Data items
'''

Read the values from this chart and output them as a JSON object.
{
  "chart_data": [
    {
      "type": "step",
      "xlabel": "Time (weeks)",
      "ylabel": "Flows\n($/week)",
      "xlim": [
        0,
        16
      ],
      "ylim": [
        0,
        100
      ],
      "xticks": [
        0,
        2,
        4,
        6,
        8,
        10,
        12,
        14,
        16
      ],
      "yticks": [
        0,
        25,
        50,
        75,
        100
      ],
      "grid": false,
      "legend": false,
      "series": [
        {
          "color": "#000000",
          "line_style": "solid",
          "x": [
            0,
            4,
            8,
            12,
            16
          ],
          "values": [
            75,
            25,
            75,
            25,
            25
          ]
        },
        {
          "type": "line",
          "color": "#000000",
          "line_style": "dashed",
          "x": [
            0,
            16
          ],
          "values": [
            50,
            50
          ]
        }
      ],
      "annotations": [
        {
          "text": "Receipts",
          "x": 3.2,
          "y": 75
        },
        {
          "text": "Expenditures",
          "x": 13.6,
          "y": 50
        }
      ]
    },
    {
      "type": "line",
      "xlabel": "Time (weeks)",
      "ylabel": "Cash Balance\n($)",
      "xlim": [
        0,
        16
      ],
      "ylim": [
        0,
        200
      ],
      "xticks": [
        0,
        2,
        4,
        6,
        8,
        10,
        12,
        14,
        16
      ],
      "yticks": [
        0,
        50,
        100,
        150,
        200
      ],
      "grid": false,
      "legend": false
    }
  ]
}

'''

Written problem — Give the number of lines in the records that contain the string "ylabel", with no other output.

Response — 2